● Data supplied:
== == ==

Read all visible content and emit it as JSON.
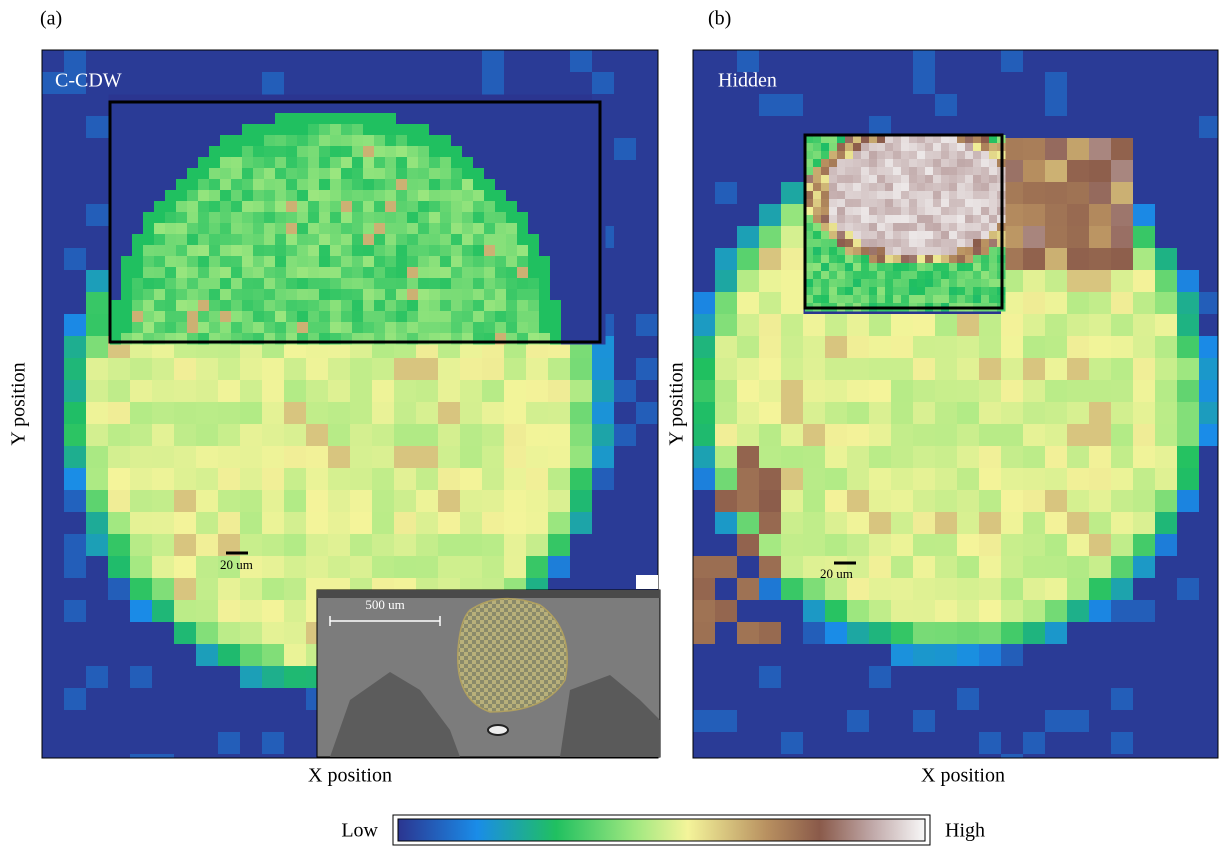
{
  "panels": [
    {
      "label": "(a)",
      "title": "C-CDW",
      "y_axis": "Y position",
      "x_axis": "X position",
      "scale_bar": "20 um",
      "inset_scale_bar": "500 um"
    },
    {
      "label": "(b)",
      "title": "Hidden",
      "y_axis": "Y position",
      "x_axis": "X position",
      "scale_bar": "20 um"
    }
  ],
  "colorbar": {
    "low": "Low",
    "high": "High"
  }
}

== == ==

● Exercise description: Repeat each record exactly as shown above, dropping all images.

● Solution for this exercise:
Read all visible content and emit it as JSON.
{
  "panels": [
    {
      "label": "(a)",
      "title": "C-CDW",
      "y_axis": "Y position",
      "x_axis": "X position",
      "scale_bar": "20 um",
      "inset_scale_bar": "500 um"
    },
    {
      "label": "(b)",
      "title": "Hidden",
      "y_axis": "Y position",
      "x_axis": "X position",
      "scale_bar": "20 um"
    }
  ],
  "colorbar": {
    "low": "Low",
    "high": "High"
  }
}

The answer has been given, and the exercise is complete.